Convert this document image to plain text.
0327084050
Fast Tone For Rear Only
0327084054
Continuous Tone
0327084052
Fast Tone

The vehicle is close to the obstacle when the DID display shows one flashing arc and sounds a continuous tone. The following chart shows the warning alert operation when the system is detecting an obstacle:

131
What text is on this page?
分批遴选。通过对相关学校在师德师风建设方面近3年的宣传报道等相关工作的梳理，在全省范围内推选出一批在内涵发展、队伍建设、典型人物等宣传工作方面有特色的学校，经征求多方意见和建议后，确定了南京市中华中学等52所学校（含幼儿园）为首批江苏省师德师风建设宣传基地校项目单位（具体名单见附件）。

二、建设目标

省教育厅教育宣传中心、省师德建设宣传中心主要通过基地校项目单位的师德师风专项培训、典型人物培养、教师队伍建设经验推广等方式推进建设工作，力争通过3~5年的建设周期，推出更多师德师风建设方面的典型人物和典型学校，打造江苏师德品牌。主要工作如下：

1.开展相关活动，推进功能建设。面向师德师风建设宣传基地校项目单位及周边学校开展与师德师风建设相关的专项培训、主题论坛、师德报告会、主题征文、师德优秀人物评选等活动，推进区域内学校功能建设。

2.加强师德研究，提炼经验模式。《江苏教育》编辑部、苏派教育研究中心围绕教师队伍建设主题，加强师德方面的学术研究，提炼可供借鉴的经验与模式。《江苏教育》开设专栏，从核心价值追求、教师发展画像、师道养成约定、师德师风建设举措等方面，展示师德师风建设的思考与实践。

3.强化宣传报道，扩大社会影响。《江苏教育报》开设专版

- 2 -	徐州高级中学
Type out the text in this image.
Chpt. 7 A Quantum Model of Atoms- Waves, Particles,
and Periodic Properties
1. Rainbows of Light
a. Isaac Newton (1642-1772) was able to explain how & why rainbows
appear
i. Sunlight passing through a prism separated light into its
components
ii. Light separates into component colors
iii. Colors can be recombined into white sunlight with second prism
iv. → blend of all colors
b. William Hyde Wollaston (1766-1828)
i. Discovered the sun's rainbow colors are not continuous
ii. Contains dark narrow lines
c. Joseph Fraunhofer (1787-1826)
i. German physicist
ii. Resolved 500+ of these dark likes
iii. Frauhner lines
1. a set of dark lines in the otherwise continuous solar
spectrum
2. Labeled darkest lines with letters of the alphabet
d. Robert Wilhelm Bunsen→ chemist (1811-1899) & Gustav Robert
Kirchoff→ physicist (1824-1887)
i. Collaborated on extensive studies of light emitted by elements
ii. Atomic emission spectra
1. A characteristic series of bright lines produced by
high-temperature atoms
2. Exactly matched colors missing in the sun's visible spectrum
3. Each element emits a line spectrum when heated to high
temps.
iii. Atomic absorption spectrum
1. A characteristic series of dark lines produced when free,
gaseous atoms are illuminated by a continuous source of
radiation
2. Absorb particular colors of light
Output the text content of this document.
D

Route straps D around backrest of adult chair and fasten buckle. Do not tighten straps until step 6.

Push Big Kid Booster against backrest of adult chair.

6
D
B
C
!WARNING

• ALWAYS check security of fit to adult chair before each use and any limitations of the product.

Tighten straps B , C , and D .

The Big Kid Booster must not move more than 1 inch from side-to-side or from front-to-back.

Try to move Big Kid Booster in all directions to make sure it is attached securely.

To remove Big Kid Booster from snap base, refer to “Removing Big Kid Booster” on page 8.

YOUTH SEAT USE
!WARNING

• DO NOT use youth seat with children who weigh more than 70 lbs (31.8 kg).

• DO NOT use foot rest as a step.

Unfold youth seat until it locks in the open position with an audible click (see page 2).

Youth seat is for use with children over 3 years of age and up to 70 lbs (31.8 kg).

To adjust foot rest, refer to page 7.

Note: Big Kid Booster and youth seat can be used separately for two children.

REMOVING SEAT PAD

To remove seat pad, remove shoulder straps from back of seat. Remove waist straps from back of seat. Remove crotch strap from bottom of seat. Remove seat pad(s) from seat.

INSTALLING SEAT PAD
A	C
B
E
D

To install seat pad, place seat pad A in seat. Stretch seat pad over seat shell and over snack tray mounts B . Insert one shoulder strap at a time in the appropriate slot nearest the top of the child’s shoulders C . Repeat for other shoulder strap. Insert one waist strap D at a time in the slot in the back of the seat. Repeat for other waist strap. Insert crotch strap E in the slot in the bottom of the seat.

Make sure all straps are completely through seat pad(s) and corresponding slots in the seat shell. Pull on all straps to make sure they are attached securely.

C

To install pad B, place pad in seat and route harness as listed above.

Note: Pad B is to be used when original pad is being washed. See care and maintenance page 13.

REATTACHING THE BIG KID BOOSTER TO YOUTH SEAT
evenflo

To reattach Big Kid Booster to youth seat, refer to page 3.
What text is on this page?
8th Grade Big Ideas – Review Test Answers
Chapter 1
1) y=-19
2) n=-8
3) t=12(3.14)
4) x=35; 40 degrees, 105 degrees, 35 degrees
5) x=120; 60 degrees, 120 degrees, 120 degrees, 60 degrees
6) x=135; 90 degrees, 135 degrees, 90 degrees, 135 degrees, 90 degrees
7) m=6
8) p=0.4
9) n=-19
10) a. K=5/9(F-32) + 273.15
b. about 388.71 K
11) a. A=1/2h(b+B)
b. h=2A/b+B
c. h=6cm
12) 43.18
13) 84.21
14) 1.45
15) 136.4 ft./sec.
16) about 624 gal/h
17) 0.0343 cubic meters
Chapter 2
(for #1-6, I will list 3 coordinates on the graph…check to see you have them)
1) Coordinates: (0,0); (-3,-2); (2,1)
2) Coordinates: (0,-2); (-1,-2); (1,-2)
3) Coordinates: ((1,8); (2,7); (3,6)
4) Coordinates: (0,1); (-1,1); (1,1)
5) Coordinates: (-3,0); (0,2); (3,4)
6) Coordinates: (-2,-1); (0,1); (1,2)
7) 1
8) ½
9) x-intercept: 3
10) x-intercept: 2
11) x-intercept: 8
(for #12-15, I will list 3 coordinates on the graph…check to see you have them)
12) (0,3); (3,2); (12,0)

#####

**TO DO:**
Gather all lines with the string "physicist" from the data.

**COMPLETE RESPONSE:**
i. German physicist
Kirchoff→ physicist (1824-1887)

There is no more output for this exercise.